### [Dataset]
***
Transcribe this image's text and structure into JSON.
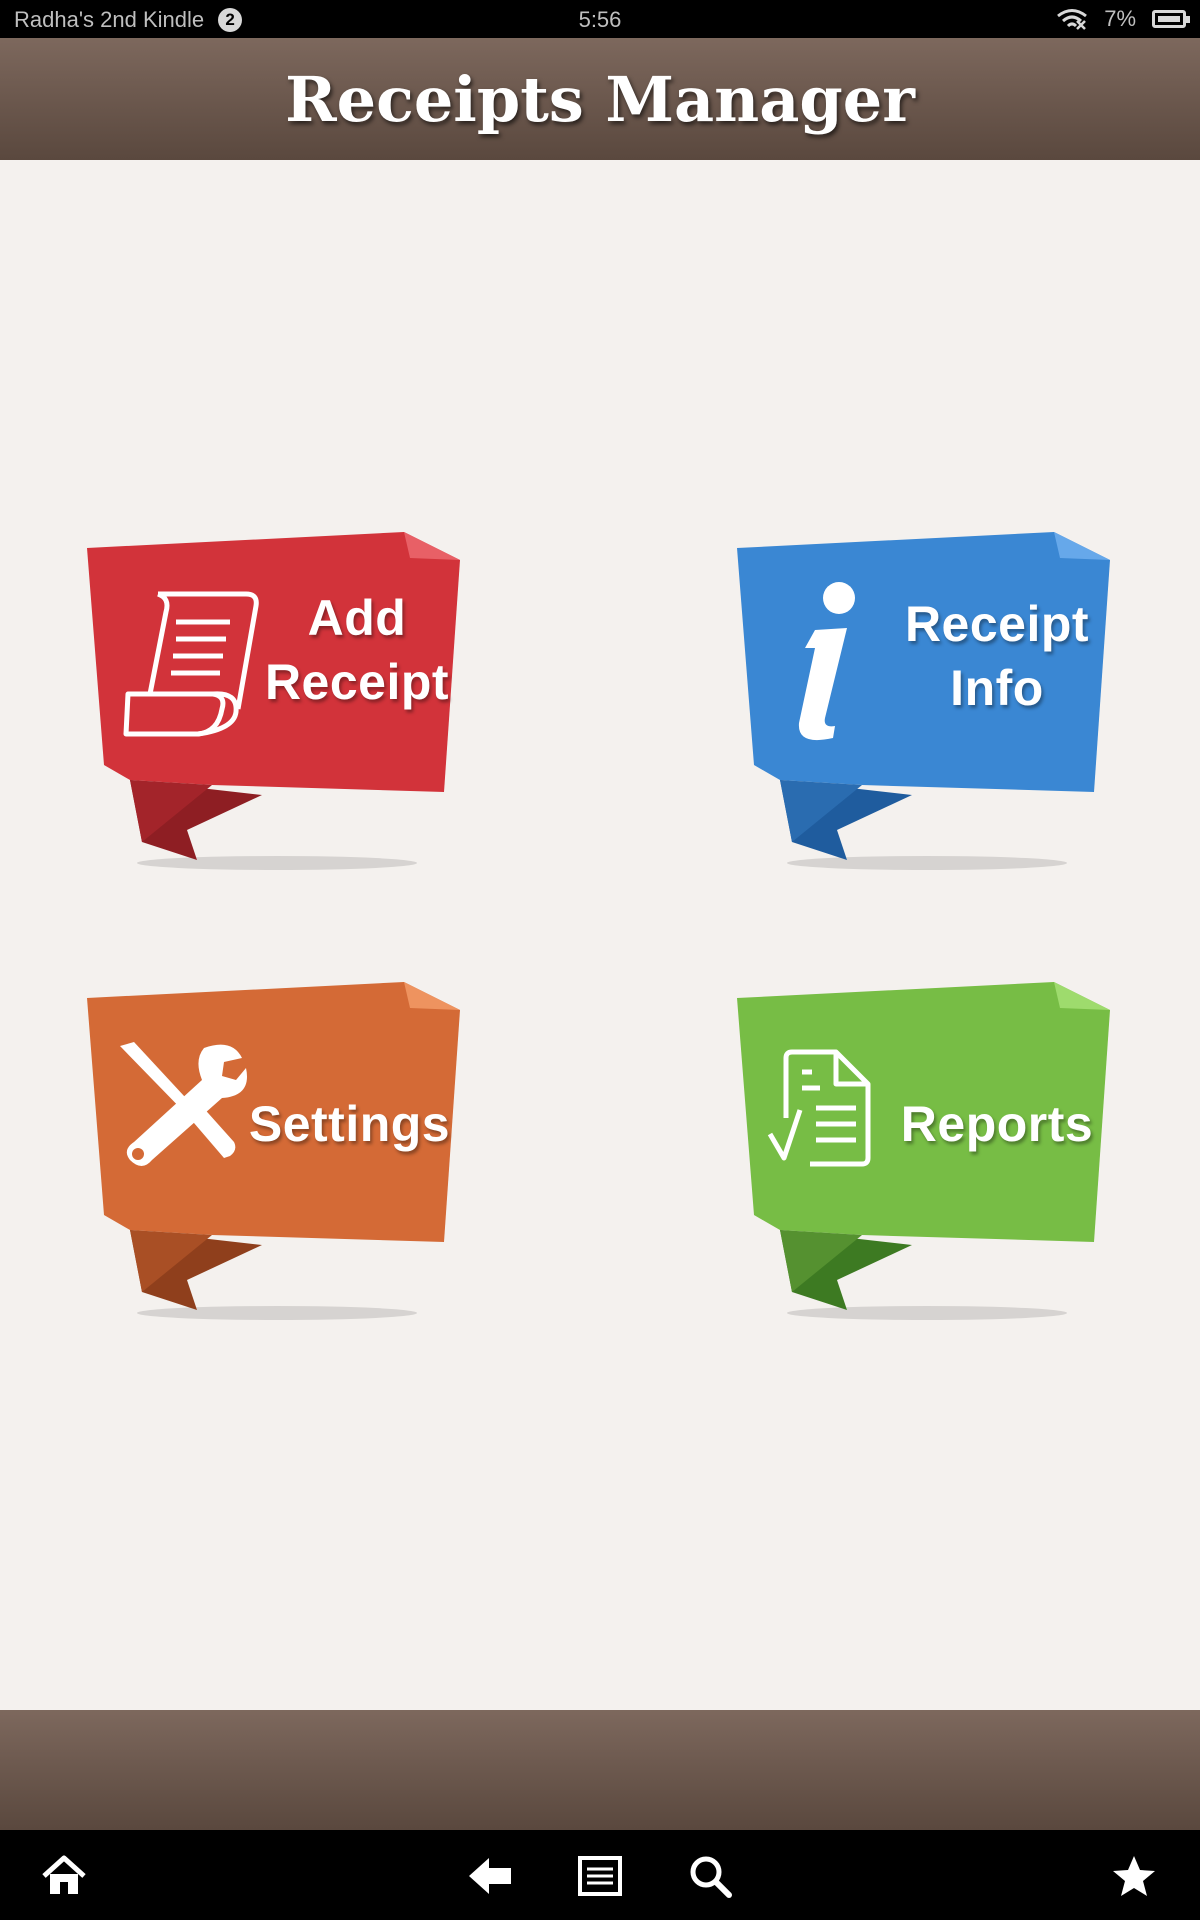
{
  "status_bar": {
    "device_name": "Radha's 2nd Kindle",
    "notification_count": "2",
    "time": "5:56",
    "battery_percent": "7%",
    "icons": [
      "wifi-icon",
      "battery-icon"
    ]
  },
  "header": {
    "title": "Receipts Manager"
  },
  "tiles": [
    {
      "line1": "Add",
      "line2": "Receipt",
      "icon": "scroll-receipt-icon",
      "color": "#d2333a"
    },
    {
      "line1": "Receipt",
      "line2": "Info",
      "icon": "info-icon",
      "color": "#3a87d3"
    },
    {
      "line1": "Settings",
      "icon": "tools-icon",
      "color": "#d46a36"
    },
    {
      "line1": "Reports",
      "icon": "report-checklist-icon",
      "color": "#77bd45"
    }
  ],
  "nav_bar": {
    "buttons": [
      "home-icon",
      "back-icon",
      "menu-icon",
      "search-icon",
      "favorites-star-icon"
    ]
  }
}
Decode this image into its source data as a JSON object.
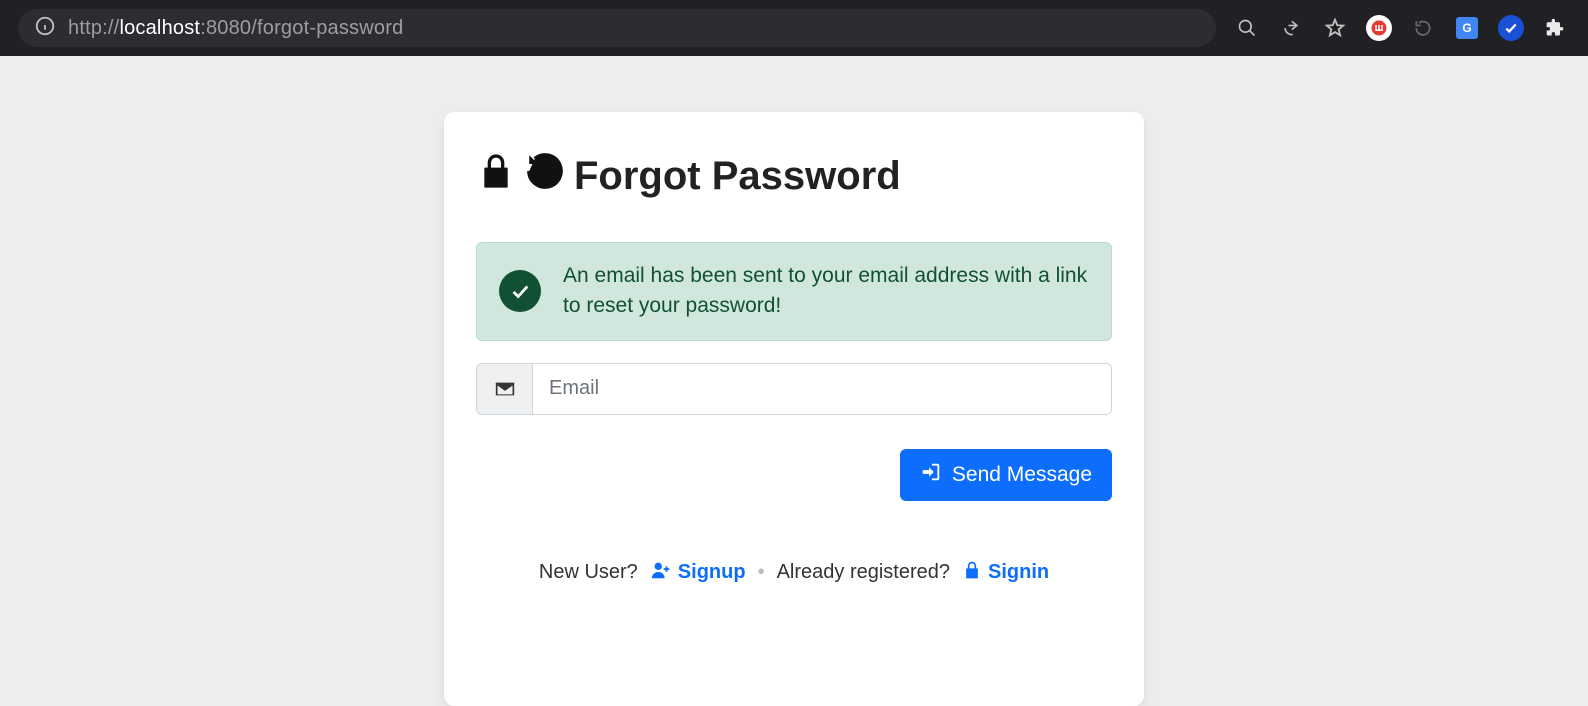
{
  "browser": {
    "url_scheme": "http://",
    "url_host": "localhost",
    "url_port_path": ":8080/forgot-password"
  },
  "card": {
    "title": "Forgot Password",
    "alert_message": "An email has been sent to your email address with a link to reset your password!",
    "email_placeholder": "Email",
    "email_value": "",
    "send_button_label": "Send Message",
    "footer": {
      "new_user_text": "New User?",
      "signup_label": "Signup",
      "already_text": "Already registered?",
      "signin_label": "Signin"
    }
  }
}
***
### [What the task requires]
Can you restate all the records above word for word while dropping the pictures?

### [Exercise result]
Transcribe this image's text and structure into JSON.
{
  "status_bar": {
    "device_name": "Radha's 2nd Kindle",
    "notification_count": "2",
    "time": "5:56",
    "battery_percent": "7%",
    "icons": [
      "wifi-icon",
      "battery-icon"
    ]
  },
  "header": {
    "title": "Receipts Manager"
  },
  "tiles": [
    {
      "line1": "Add",
      "line2": "Receipt",
      "icon": "scroll-receipt-icon",
      "color": "#d2333a"
    },
    {
      "line1": "Receipt",
      "line2": "Info",
      "icon": "info-icon",
      "color": "#3a87d3"
    },
    {
      "line1": "Settings",
      "icon": "tools-icon",
      "color": "#d46a36"
    },
    {
      "line1": "Reports",
      "icon": "report-checklist-icon",
      "color": "#77bd45"
    }
  ],
  "nav_bar": {
    "buttons": [
      "home-icon",
      "back-icon",
      "menu-icon",
      "search-icon",
      "favorites-star-icon"
    ]
  }
}
Decode this image into its source data as a JSON object.
{
  "browser": {
    "url_scheme": "http://",
    "url_host": "localhost",
    "url_port_path": ":8080/forgot-password"
  },
  "card": {
    "title": "Forgot Password",
    "alert_message": "An email has been sent to your email address with a link to reset your password!",
    "email_placeholder": "Email",
    "email_value": "",
    "send_button_label": "Send Message",
    "footer": {
      "new_user_text": "New User?",
      "signup_label": "Signup",
      "already_text": "Already registered?",
      "signin_label": "Signin"
    }
  }
}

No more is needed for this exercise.